RECORDED INFORMATION –

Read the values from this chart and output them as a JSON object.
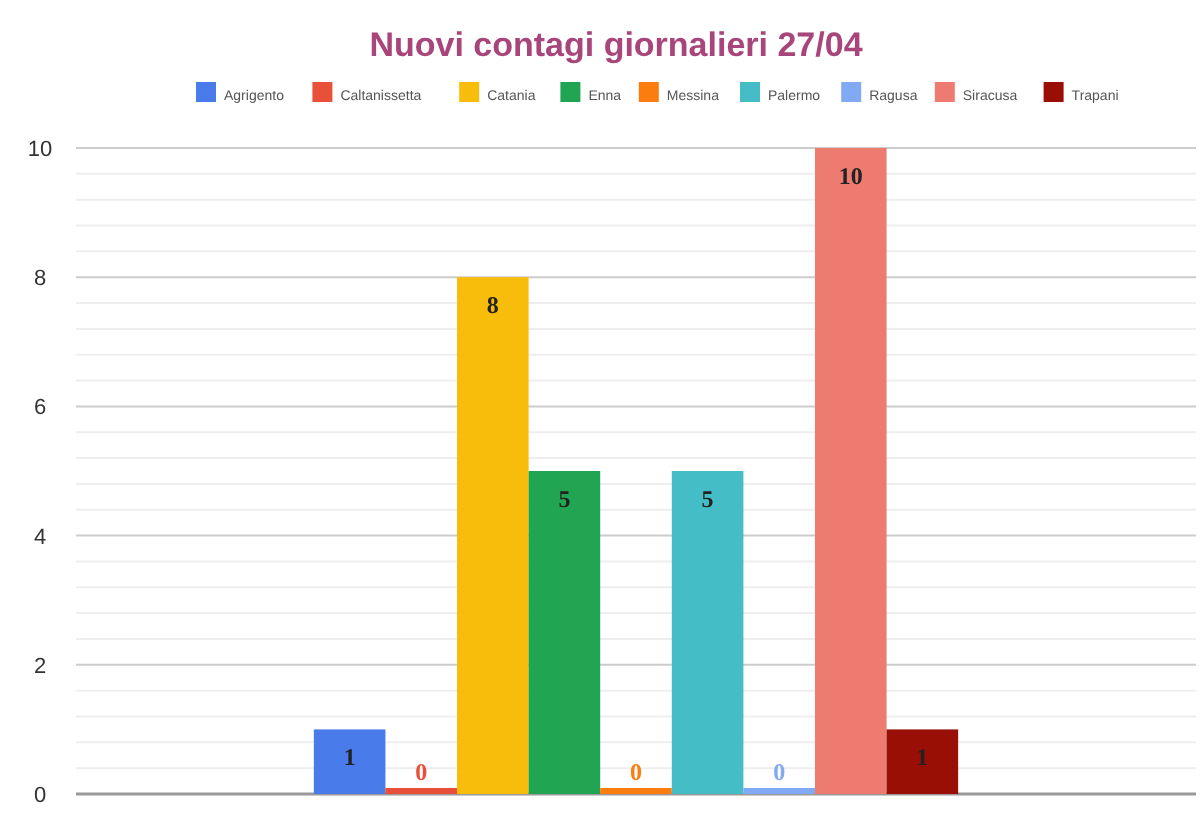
{
  "chart_data": {
    "type": "bar",
    "title": "Nuovi contagi giornalieri 27/04",
    "categories": [
      null
    ],
    "series": [
      {
        "name": "Agrigento",
        "color": "#4a7bea",
        "values": [
          1
        ]
      },
      {
        "name": "Caltanissetta",
        "color": "#e8503a",
        "values": [
          0
        ]
      },
      {
        "name": "Catania",
        "color": "#f8bc0b",
        "values": [
          8
        ]
      },
      {
        "name": "Enna",
        "color": "#22a553",
        "values": [
          5
        ]
      },
      {
        "name": "Messina",
        "color": "#fb7d0f",
        "values": [
          0
        ]
      },
      {
        "name": "Palermo",
        "color": "#44bdc6",
        "values": [
          5
        ]
      },
      {
        "name": "Ragusa",
        "color": "#82a9f4",
        "values": [
          0
        ]
      },
      {
        "name": "Siracusa",
        "color": "#ee7b6f",
        "values": [
          10
        ]
      },
      {
        "name": "Trapani",
        "color": "#990f05",
        "values": [
          1
        ]
      }
    ],
    "ylim": [
      0,
      10
    ],
    "yticks": [
      0,
      {
        "value": 0.4,
        "label": null
      },
      {
        "value": 0.8,
        "label": null
      },
      {
        "value": 1.2,
        "label": null
      },
      {
        "value": 1.6,
        "label": null
      },
      2,
      {
        "value": 2.4,
        "label": null
      },
      {
        "value": 2.8,
        "label": null
      },
      {
        "value": 3.2,
        "label": null
      },
      {
        "value": 3.6,
        "label": null
      },
      4,
      {
        "value": 4.4,
        "label": null
      },
      {
        "value": 4.8,
        "label": null
      },
      {
        "value": 5.2,
        "label": null
      },
      {
        "value": 5.6,
        "label": null
      },
      6,
      {
        "value": 6.4,
        "label": null
      },
      {
        "value": 6.8,
        "label": null
      },
      {
        "value": 7.2,
        "label": null
      },
      {
        "value": 7.6,
        "label": null
      },
      8,
      {
        "value": 8.4,
        "label": null
      },
      {
        "value": 8.8,
        "label": null
      },
      {
        "value": 9.2,
        "label": null
      },
      {
        "value": 9.6,
        "label": null
      },
      10
    ],
    "grid": "y",
    "legend": "top",
    "data_labels": true
  }
}
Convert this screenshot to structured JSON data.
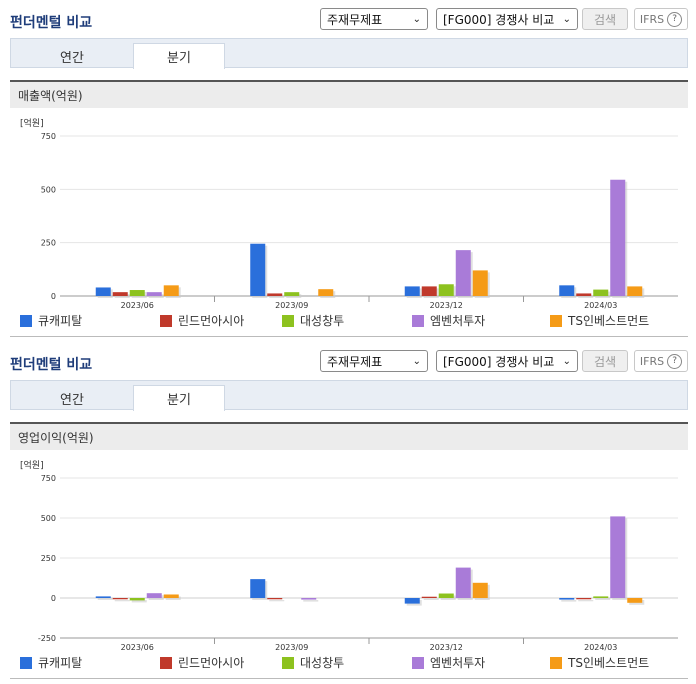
{
  "panels": [
    {
      "title": "펀더멘털 비교",
      "select1": "주재무제표",
      "select2": "[FG000] 경쟁사 비교",
      "search_label": "검색",
      "ifrs_label": "IFRS",
      "help_glyph": "?",
      "tabs": [
        "연간",
        "분기"
      ],
      "active_tab": "분기",
      "section_title": "매출액(억원)",
      "chart_data": {
        "type": "bar",
        "unit_label": "[억원]",
        "categories": [
          "2023/06",
          "2023/09",
          "2023/12",
          "2024/03"
        ],
        "ylim": [
          0,
          750
        ],
        "yticks": [
          0,
          250,
          500,
          750
        ],
        "grid": true,
        "legend_position": "bottom",
        "series": [
          {
            "name": "큐캐피탈",
            "color": "#2a6fdb",
            "values": [
              40,
              245,
              45,
              50
            ]
          },
          {
            "name": "린드먼아시아",
            "color": "#c0392b",
            "values": [
              18,
              12,
              45,
              12
            ]
          },
          {
            "name": "대성창투",
            "color": "#8dc21f",
            "values": [
              28,
              18,
              55,
              30
            ]
          },
          {
            "name": "엠벤처투자",
            "color": "#a97bd8",
            "values": [
              18,
              0,
              215,
              545
            ]
          },
          {
            "name": "TS인베스트먼트",
            "color": "#f59b17",
            "values": [
              50,
              32,
              120,
              45
            ]
          }
        ]
      }
    },
    {
      "title": "펀더멘털 비교",
      "select1": "주재무제표",
      "select2": "[FG000] 경쟁사 비교",
      "search_label": "검색",
      "ifrs_label": "IFRS",
      "help_glyph": "?",
      "tabs": [
        "연간",
        "분기"
      ],
      "active_tab": "분기",
      "section_title": "영업이익(억원)",
      "chart_data": {
        "type": "bar",
        "unit_label": "[억원]",
        "categories": [
          "2023/06",
          "2023/09",
          "2023/12",
          "2024/03"
        ],
        "ylim": [
          -250,
          750
        ],
        "yticks": [
          -250,
          0,
          250,
          500,
          750
        ],
        "grid": true,
        "legend_position": "bottom",
        "series": [
          {
            "name": "큐캐피탈",
            "color": "#2a6fdb",
            "values": [
              10,
              118,
              -35,
              -10
            ]
          },
          {
            "name": "린드먼아시아",
            "color": "#c0392b",
            "values": [
              -8,
              -8,
              8,
              -8
            ]
          },
          {
            "name": "대성창투",
            "color": "#8dc21f",
            "values": [
              -15,
              0,
              28,
              10
            ]
          },
          {
            "name": "엠벤처투자",
            "color": "#a97bd8",
            "values": [
              30,
              -10,
              190,
              510
            ]
          },
          {
            "name": "TS인베스트먼트",
            "color": "#f59b17",
            "values": [
              22,
              0,
              95,
              -30
            ]
          }
        ]
      }
    }
  ]
}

REQUIRED WORK – Leave the pictures out, and transcribe each of the records exactly.

FULL RESPONSE –
Read the values from this chart and output them as a JSON object.
{
  "chart_data": {
    "type": "bar",
    "title": "Nuovi contagi giornalieri 27/04",
    "categories": [
      null
    ],
    "series": [
      {
        "name": "Agrigento",
        "color": "#4a7bea",
        "values": [
          1
        ]
      },
      {
        "name": "Caltanissetta",
        "color": "#e8503a",
        "values": [
          0
        ]
      },
      {
        "name": "Catania",
        "color": "#f8bc0b",
        "values": [
          8
        ]
      },
      {
        "name": "Enna",
        "color": "#22a553",
        "values": [
          5
        ]
      },
      {
        "name": "Messina",
        "color": "#fb7d0f",
        "values": [
          0
        ]
      },
      {
        "name": "Palermo",
        "color": "#44bdc6",
        "values": [
          5
        ]
      },
      {
        "name": "Ragusa",
        "color": "#82a9f4",
        "values": [
          0
        ]
      },
      {
        "name": "Siracusa",
        "color": "#ee7b6f",
        "values": [
          10
        ]
      },
      {
        "name": "Trapani",
        "color": "#990f05",
        "values": [
          1
        ]
      }
    ],
    "ylim": [
      0,
      10
    ],
    "yticks": [
      0,
      {
        "value": 0.4,
        "label": null
      },
      {
        "value": 0.8,
        "label": null
      },
      {
        "value": 1.2,
        "label": null
      },
      {
        "value": 1.6,
        "label": null
      },
      2,
      {
        "value": 2.4,
        "label": null
      },
      {
        "value": 2.8,
        "label": null
      },
      {
        "value": 3.2,
        "label": null
      },
      {
        "value": 3.6,
        "label": null
      },
      4,
      {
        "value": 4.4,
        "label": null
      },
      {
        "value": 4.8,
        "label": null
      },
      {
        "value": 5.2,
        "label": null
      },
      {
        "value": 5.6,
        "label": null
      },
      6,
      {
        "value": 6.4,
        "label": null
      },
      {
        "value": 6.8,
        "label": null
      },
      {
        "value": 7.2,
        "label": null
      },
      {
        "value": 7.6,
        "label": null
      },
      8,
      {
        "value": 8.4,
        "label": null
      },
      {
        "value": 8.8,
        "label": null
      },
      {
        "value": 9.2,
        "label": null
      },
      {
        "value": 9.6,
        "label": null
      },
      10
    ],
    "grid": "y",
    "legend": "top",
    "data_labels": true
  }
}
Convert this screenshot to structured JSON data.
{
  "panels": [
    {
      "title": "펀더멘털 비교",
      "select1": "주재무제표",
      "select2": "[FG000] 경쟁사 비교",
      "search_label": "검색",
      "ifrs_label": "IFRS",
      "help_glyph": "?",
      "tabs": [
        "연간",
        "분기"
      ],
      "active_tab": "분기",
      "section_title": "매출액(억원)",
      "chart_data": {
        "type": "bar",
        "unit_label": "[억원]",
        "categories": [
          "2023/06",
          "2023/09",
          "2023/12",
          "2024/03"
        ],
        "ylim": [
          0,
          750
        ],
        "yticks": [
          0,
          250,
          500,
          750
        ],
        "grid": true,
        "legend_position": "bottom",
        "series": [
          {
            "name": "큐캐피탈",
            "color": "#2a6fdb",
            "values": [
              40,
              245,
              45,
              50
            ]
          },
          {
            "name": "린드먼아시아",
            "color": "#c0392b",
            "values": [
              18,
              12,
              45,
              12
            ]
          },
          {
            "name": "대성창투",
            "color": "#8dc21f",
            "values": [
              28,
              18,
              55,
              30
            ]
          },
          {
            "name": "엠벤처투자",
            "color": "#a97bd8",
            "values": [
              18,
              0,
              215,
              545
            ]
          },
          {
            "name": "TS인베스트먼트",
            "color": "#f59b17",
            "values": [
              50,
              32,
              120,
              45
            ]
          }
        ]
      }
    },
    {
      "title": "펀더멘털 비교",
      "select1": "주재무제표",
      "select2": "[FG000] 경쟁사 비교",
      "search_label": "검색",
      "ifrs_label": "IFRS",
      "help_glyph": "?",
      "tabs": [
        "연간",
        "분기"
      ],
      "active_tab": "분기",
      "section_title": "영업이익(억원)",
      "chart_data": {
        "type": "bar",
        "unit_label": "[억원]",
        "categories": [
          "2023/06",
          "2023/09",
          "2023/12",
          "2024/03"
        ],
        "ylim": [
          -250,
          750
        ],
        "yticks": [
          -250,
          0,
          250,
          500,
          750
        ],
        "grid": true,
        "legend_position": "bottom",
        "series": [
          {
            "name": "큐캐피탈",
            "color": "#2a6fdb",
            "values": [
              10,
              118,
              -35,
              -10
            ]
          },
          {
            "name": "린드먼아시아",
            "color": "#c0392b",
            "values": [
              -8,
              -8,
              8,
              -8
            ]
          },
          {
            "name": "대성창투",
            "color": "#8dc21f",
            "values": [
              -15,
              0,
              28,
              10
            ]
          },
          {
            "name": "엠벤처투자",
            "color": "#a97bd8",
            "values": [
              30,
              -10,
              190,
              510
            ]
          },
          {
            "name": "TS인베스트먼트",
            "color": "#f59b17",
            "values": [
              22,
              0,
              95,
              -30
            ]
          }
        ]
      }
    }
  ]
}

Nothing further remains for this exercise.